* **PASSAGE TO READ**:
How many would you say that you sell /yr at $7.50.

I took 7 RR with me down to the local corner this weekend where I sell every Sat. I sold $209 worth of honey. I only sold 2 RR at $5 each. So $10 in RR and $199 in liquid honey. If my prices where higher I don't think I'd sell any...Maybe its location dependant.


----------



## John F (Dec 9, 2005)

JC said:


> My opportunity costs are very high since I can make more money in less time and with less effort in accounting and tax planning.


What a fun conversation this comment could start.
Perhaps opportunity cost isn't measured in just money and effort...



Dan Williamson said:


> ...Maybe its location dependant.


It's market dependant. I suspect that the folks you get stopped at the corner are doing so specifically for their everyday liquid honey needs. The comb honey crowd hasn't found you yet. Put a big sign out that says "I have comb honey too!" up the road a bit and let us know if things change. Give it a month of Sundays.

Something else, comb honey isn't the norm anymore, as JC mentioned. Tap into impulse buyers. Infrequent farmers markets or markets that see a fair share of tourist traffic would be good. Put up your booth near the local history museum and show folks how honey used to be sold. Make a "then and now" package with a bit of comb honey and a bit of extracted honey.

For Chef, you have a jewel in Pike's Market.


----------

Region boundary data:
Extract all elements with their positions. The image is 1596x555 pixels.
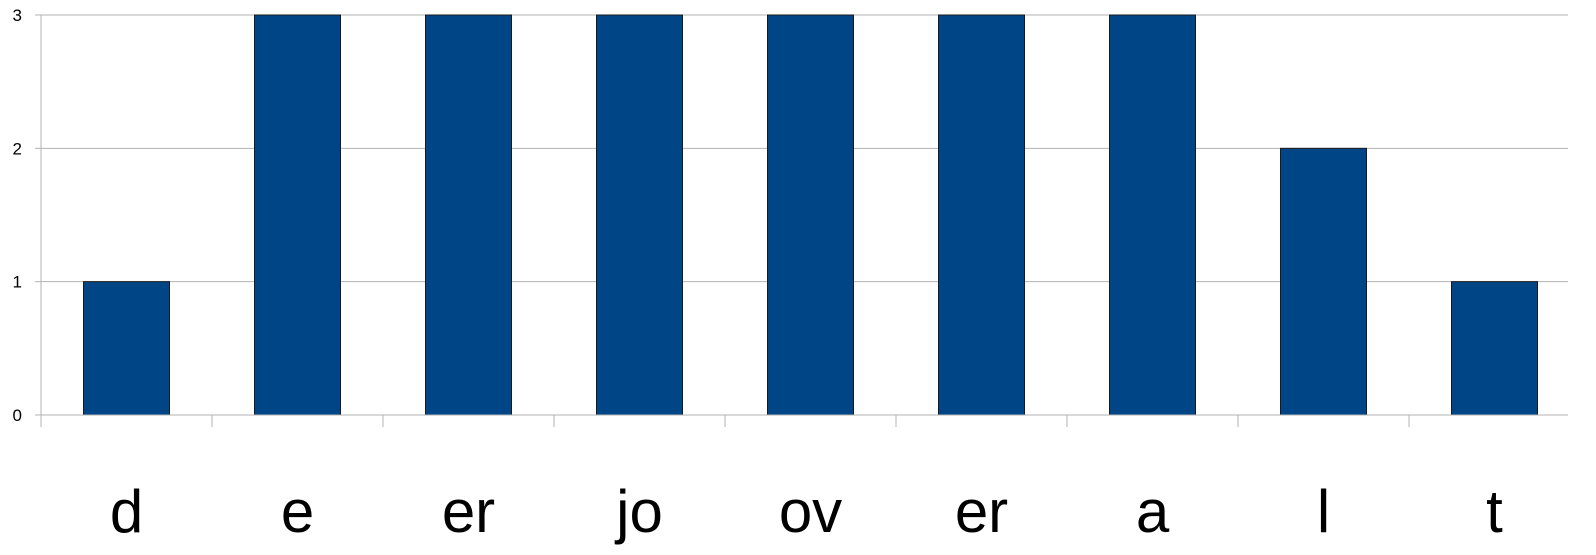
bar-0 — [83, 281, 170, 416]
bar-3 — [596, 14, 683, 416]
x-tick-label: er — [442, 478, 495, 545]
bar-2 — [425, 14, 512, 416]
x-tick-label: d — [110, 478, 143, 545]
bar-1 — [254, 14, 341, 416]
x-tick-label: er — [955, 478, 1008, 545]
bar-8 — [1451, 281, 1538, 416]
y-tick-label: 1 — [13, 273, 22, 292]
bar-6 — [1109, 14, 1196, 416]
x-tick-label: a — [1136, 478, 1170, 545]
y-tick-label: 2 — [13, 139, 22, 158]
bar-5 — [938, 14, 1025, 416]
x-tick-label: l — [1317, 478, 1330, 545]
tick-labels: 0 1 2 3 d e er jo ov er a l t — [13, 6, 1504, 545]
x-tick-label: t — [1486, 478, 1503, 545]
y-tick-label: 0 — [13, 406, 22, 425]
x-tick-label: e — [281, 478, 314, 545]
bars — [83, 14, 1538, 416]
axes — [40, 15, 1568, 427]
y-tick-label: 3 — [13, 6, 22, 25]
x-tick-label: jo — [614, 478, 663, 545]
bar-4 — [767, 14, 854, 416]
bar-7 — [1280, 147, 1367, 416]
x-tick-label: ov — [779, 478, 842, 545]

* **AIM A**:
In the forum thread, how much did the seller make from liquid honey at the local corner?
* **AIM B**:
For each statement, say whether it agrees with the forum thread, and quote the words that decide it: (i) The seller took 10 RR to the local corner. (ii) The seller sold 2 RR at $5 each. (iii) John F says the difference in sales is location dependent.
Rely on the forum thread alone and on nothing else.

* **EXERCISE ANSWER A**:
$199

* **EXERCISE ANSWER B**:
(i) No: "I took 7 RR with me down to the local corner this weekend"
(ii) Yes: "I only sold 2 RR at $5 each."
(iii) No: "It's market dependant."